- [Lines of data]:
——

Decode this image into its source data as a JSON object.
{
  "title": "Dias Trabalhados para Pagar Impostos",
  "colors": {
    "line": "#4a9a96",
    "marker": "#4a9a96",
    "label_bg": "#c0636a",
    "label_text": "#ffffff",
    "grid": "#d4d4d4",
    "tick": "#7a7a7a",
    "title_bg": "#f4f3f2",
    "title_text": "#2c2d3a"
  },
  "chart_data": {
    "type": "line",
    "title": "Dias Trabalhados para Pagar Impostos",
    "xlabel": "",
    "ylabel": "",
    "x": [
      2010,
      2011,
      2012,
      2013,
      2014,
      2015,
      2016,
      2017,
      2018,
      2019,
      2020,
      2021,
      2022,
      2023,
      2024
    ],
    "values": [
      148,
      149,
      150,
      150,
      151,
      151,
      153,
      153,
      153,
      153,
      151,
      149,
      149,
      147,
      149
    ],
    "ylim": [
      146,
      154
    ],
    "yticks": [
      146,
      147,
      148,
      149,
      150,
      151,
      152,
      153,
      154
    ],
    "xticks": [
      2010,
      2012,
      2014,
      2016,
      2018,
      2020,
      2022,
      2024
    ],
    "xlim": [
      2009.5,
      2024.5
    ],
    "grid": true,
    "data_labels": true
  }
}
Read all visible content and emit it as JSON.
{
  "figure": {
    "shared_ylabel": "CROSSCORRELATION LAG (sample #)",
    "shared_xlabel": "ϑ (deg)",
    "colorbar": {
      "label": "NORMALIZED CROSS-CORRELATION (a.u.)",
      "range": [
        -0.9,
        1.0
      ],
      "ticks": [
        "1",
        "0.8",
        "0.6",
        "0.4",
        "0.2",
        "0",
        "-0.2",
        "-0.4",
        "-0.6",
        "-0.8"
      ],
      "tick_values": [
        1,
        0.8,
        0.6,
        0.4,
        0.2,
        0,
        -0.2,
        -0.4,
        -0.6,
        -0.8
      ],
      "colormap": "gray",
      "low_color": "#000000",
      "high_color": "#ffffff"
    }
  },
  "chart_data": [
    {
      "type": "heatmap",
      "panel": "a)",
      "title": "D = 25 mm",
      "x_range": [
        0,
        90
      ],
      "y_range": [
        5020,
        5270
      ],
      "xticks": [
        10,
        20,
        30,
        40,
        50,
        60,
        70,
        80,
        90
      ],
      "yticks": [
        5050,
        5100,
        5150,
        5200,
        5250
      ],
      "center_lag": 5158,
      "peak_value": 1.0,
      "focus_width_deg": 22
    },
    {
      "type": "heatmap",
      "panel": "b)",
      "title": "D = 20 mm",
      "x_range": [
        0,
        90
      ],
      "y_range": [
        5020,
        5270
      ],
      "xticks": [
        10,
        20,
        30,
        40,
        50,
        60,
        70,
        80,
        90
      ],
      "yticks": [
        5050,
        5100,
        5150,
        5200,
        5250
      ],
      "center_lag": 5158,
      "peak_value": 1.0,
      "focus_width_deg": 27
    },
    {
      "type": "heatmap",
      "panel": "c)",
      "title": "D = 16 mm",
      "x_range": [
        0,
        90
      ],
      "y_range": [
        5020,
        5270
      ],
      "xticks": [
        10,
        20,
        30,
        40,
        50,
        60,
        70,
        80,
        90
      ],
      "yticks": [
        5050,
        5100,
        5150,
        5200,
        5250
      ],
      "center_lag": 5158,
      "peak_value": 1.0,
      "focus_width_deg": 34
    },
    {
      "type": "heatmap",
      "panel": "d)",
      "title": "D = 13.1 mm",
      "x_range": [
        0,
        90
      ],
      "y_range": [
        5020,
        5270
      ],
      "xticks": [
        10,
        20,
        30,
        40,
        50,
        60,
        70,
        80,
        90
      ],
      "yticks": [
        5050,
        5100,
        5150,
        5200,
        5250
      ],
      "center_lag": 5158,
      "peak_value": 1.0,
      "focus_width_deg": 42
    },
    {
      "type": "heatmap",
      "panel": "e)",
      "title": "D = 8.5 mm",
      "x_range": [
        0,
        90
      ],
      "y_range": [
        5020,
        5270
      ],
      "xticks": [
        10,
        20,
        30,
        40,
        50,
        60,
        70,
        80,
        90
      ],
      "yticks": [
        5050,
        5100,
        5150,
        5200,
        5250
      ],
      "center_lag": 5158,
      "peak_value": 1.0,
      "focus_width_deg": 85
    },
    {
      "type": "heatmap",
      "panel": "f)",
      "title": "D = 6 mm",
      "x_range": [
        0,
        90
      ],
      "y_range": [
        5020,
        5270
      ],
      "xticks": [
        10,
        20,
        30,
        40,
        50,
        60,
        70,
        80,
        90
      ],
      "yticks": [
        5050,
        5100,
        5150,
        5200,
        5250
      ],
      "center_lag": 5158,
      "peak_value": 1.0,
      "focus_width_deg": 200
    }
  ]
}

——

From the records above, extract everything verbatim.

Decode this image into its source data as a JSON object.
{
  "title": "Dias Trabalhados para Pagar Impostos",
  "colors": {
    "line": "#4a9a96",
    "marker": "#4a9a96",
    "label_bg": "#c0636a",
    "label_text": "#ffffff",
    "grid": "#d4d4d4",
    "tick": "#7a7a7a",
    "title_bg": "#f4f3f2",
    "title_text": "#2c2d3a"
  },
  "chart_data": {
    "type": "line",
    "title": "Dias Trabalhados para Pagar Impostos",
    "xlabel": "",
    "ylabel": "",
    "x": [
      2010,
      2011,
      2012,
      2013,
      2014,
      2015,
      2016,
      2017,
      2018,
      2019,
      2020,
      2021,
      2022,
      2023,
      2024
    ],
    "values": [
      148,
      149,
      150,
      150,
      151,
      151,
      153,
      153,
      153,
      153,
      151,
      149,
      149,
      147,
      149
    ],
    "ylim": [
      146,
      154
    ],
    "yticks": [
      146,
      147,
      148,
      149,
      150,
      151,
      152,
      153,
      154
    ],
    "xticks": [
      2010,
      2012,
      2014,
      2016,
      2018,
      2020,
      2022,
      2024
    ],
    "xlim": [
      2009.5,
      2024.5
    ],
    "grid": true,
    "data_labels": true
  }
}
Read all visible content and emit it as JSON.
{
  "figure": {
    "shared_ylabel": "CROSSCORRELATION LAG (sample #)",
    "shared_xlabel": "ϑ (deg)",
    "colorbar": {
      "label": "NORMALIZED CROSS-CORRELATION (a.u.)",
      "range": [
        -0.9,
        1.0
      ],
      "ticks": [
        "1",
        "0.8",
        "0.6",
        "0.4",
        "0.2",
        "0",
        "-0.2",
        "-0.4",
        "-0.6",
        "-0.8"
      ],
      "tick_values": [
        1,
        0.8,
        0.6,
        0.4,
        0.2,
        0,
        -0.2,
        -0.4,
        -0.6,
        -0.8
      ],
      "colormap": "gray",
      "low_color": "#000000",
      "high_color": "#ffffff"
    }
  },
  "chart_data": [
    {
      "type": "heatmap",
      "panel": "a)",
      "title": "D = 25 mm",
      "x_range": [
        0,
        90
      ],
      "y_range": [
        5020,
        5270
      ],
      "xticks": [
        10,
        20,
        30,
        40,
        50,
        60,
        70,
        80,
        90
      ],
      "yticks": [
        5050,
        5100,
        5150,
        5200,
        5250
      ],
      "center_lag": 5158,
      "peak_value": 1.0,
      "focus_width_deg": 22
    },
    {
      "type": "heatmap",
      "panel": "b)",
      "title": "D = 20 mm",
      "x_range": [
        0,
        90
      ],
      "y_range": [
        5020,
        5270
      ],
      "xticks": [
        10,
        20,
        30,
        40,
        50,
        60,
        70,
        80,
        90
      ],
      "yticks": [
        5050,
        5100,
        5150,
        5200,
        5250
      ],
      "center_lag": 5158,
      "peak_value": 1.0,
      "focus_width_deg": 27
    },
    {
      "type": "heatmap",
      "panel": "c)",
      "title": "D = 16 mm",
      "x_range": [
        0,
        90
      ],
      "y_range": [
        5020,
        5270
      ],
      "xticks": [
        10,
        20,
        30,
        40,
        50,
        60,
        70,
        80,
        90
      ],
      "yticks": [
        5050,
        5100,
        5150,
        5200,
        5250
      ],
      "center_lag": 5158,
      "peak_value": 1.0,
      "focus_width_deg": 34
    },
    {
      "type": "heatmap",
      "panel": "d)",
      "title": "D = 13.1 mm",
      "x_range": [
        0,
        90
      ],
      "y_range": [
        5020,
        5270
      ],
      "xticks": [
        10,
        20,
        30,
        40,
        50,
        60,
        70,
        80,
        90
      ],
      "yticks": [
        5050,
        5100,
        5150,
        5200,
        5250
      ],
      "center_lag": 5158,
      "peak_value": 1.0,
      "focus_width_deg": 42
    },
    {
      "type": "heatmap",
      "panel": "e)",
      "title": "D = 8.5 mm",
      "x_range": [
        0,
        90
      ],
      "y_range": [
        5020,
        5270
      ],
      "xticks": [
        10,
        20,
        30,
        40,
        50,
        60,
        70,
        80,
        90
      ],
      "yticks": [
        5050,
        5100,
        5150,
        5200,
        5250
      ],
      "center_lag": 5158,
      "peak_value": 1.0,
      "focus_width_deg": 85
    },
    {
      "type": "heatmap",
      "panel": "f)",
      "title": "D = 6 mm",
      "x_range": [
        0,
        90
      ],
      "y_range": [
        5020,
        5270
      ],
      "xticks": [
        10,
        20,
        30,
        40,
        50,
        60,
        70,
        80,
        90
      ],
      "yticks": [
        5050,
        5100,
        5150,
        5200,
        5250
      ],
      "center_lag": 5158,
      "peak_value": 1.0,
      "focus_width_deg": 200
    }
  ]
}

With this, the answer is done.